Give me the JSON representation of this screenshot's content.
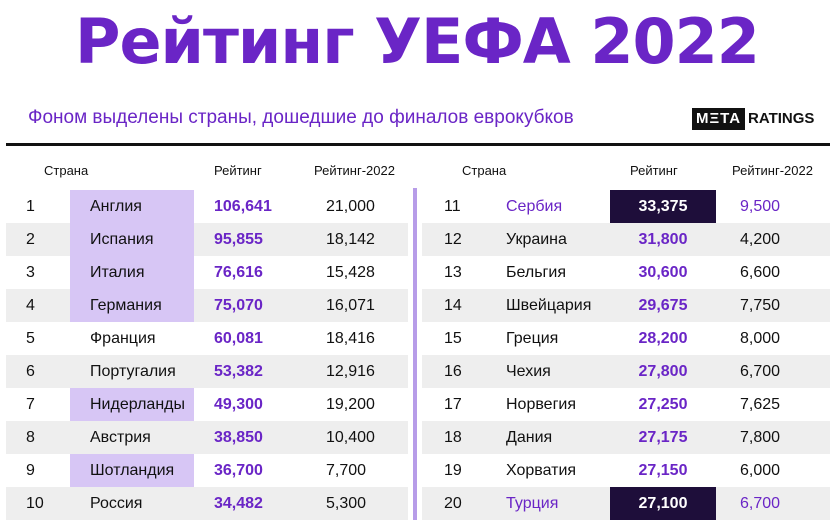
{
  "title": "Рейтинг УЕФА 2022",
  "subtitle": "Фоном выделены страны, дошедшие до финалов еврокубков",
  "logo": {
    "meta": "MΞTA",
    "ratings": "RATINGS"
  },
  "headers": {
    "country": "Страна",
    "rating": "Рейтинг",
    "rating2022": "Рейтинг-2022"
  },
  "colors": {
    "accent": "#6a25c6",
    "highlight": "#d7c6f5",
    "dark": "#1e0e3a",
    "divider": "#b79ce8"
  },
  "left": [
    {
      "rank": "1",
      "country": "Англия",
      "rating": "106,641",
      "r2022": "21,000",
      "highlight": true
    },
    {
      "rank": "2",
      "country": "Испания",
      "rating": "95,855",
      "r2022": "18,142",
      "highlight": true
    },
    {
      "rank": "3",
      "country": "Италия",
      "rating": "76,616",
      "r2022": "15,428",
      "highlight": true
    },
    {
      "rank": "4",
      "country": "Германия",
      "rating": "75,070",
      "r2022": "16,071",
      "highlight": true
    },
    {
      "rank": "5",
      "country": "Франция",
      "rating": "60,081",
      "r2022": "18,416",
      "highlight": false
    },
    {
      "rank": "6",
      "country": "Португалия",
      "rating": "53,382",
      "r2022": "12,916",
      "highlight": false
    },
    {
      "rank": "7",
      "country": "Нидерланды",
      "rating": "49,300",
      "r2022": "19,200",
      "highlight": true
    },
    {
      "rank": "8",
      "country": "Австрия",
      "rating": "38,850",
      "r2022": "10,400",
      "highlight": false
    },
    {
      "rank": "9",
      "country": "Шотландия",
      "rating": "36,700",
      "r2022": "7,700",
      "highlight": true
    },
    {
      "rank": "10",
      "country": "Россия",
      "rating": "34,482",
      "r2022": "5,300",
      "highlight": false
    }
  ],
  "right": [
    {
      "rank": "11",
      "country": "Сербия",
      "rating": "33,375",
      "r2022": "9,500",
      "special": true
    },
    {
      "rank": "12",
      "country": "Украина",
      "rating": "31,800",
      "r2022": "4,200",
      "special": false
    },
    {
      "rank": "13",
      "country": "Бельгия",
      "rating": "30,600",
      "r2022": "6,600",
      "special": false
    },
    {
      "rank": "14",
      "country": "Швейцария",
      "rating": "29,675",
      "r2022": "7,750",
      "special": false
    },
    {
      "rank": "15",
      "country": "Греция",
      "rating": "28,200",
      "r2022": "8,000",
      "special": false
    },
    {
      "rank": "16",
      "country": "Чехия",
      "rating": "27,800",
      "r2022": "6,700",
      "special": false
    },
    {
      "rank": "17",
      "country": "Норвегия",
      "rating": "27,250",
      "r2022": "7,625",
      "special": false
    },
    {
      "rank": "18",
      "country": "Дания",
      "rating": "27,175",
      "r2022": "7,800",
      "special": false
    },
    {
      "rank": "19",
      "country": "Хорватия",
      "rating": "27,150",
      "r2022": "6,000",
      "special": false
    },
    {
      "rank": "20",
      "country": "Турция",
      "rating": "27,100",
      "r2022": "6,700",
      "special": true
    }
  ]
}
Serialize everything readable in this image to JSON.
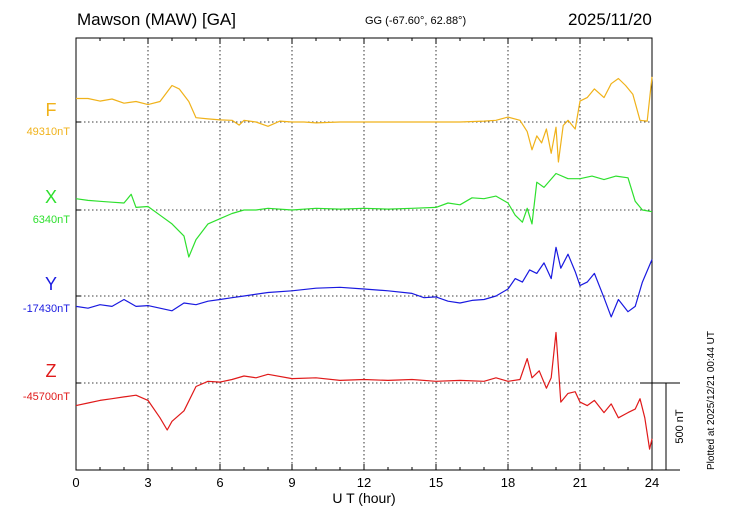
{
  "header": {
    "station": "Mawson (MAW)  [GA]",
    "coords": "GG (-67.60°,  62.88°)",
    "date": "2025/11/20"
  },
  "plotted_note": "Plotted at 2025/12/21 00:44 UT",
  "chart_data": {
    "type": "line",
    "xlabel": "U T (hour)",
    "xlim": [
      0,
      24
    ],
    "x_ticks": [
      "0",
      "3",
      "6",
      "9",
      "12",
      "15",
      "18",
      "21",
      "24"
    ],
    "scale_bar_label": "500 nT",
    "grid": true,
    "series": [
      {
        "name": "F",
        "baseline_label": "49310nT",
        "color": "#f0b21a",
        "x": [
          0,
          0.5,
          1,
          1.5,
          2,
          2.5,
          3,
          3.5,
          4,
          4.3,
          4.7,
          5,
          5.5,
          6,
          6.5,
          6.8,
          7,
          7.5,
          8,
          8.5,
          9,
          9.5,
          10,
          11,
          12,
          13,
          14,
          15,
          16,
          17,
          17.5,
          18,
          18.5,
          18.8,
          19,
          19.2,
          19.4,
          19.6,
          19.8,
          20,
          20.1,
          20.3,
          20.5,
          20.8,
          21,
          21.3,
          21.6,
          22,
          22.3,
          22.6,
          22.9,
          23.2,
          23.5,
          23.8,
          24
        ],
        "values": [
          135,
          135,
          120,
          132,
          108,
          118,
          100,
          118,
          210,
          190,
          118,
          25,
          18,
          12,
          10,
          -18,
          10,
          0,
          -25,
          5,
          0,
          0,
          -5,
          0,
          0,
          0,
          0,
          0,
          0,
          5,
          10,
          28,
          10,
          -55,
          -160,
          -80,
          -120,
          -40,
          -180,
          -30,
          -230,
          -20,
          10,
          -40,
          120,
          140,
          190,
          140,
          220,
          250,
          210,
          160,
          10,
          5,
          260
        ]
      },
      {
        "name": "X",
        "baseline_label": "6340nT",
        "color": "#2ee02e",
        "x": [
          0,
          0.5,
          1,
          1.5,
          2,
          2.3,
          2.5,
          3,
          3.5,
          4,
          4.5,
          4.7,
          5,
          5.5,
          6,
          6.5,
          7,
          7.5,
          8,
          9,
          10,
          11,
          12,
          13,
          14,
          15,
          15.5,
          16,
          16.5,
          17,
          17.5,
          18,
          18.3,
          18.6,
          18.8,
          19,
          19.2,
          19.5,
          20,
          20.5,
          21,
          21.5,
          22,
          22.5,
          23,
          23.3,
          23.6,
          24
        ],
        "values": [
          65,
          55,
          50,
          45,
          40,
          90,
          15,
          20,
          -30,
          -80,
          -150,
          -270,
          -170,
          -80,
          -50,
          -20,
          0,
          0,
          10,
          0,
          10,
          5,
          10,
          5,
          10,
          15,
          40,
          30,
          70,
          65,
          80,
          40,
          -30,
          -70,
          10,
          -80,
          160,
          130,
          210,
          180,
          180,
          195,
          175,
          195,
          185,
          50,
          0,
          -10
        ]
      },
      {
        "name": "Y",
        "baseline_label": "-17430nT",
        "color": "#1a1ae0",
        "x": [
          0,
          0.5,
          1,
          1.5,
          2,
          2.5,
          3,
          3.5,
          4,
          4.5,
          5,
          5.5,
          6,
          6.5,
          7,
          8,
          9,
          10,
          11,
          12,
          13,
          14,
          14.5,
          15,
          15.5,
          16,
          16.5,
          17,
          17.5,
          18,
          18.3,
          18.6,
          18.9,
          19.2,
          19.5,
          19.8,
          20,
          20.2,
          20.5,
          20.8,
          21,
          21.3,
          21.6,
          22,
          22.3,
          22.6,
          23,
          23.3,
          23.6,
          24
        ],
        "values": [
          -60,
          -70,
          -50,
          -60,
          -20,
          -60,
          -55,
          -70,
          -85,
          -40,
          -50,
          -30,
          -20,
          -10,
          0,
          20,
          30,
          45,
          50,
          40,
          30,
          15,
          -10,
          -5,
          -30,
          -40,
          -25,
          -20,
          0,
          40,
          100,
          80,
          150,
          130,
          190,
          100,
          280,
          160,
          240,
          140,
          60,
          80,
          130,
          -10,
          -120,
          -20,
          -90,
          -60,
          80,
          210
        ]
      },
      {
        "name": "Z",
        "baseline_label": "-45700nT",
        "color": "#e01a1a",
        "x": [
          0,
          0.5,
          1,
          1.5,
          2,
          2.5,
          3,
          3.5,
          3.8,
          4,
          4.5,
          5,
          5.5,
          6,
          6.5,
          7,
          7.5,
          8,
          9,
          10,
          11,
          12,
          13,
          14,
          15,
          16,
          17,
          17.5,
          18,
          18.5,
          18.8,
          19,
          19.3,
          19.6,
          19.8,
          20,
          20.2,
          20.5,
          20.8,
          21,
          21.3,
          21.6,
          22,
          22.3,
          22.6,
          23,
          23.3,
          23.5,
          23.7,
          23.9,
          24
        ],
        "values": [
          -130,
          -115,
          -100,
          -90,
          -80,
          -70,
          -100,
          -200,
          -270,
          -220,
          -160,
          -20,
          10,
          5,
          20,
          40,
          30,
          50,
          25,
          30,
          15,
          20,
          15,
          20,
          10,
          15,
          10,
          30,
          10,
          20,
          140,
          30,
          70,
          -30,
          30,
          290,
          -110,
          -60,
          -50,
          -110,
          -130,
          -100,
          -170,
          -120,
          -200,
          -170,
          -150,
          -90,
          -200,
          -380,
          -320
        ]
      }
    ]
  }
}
--------------------------------------------------
## What the task asks
Count every line above that holds the word "JSON", and state the number and nothing more.

## Solution to this exercise
2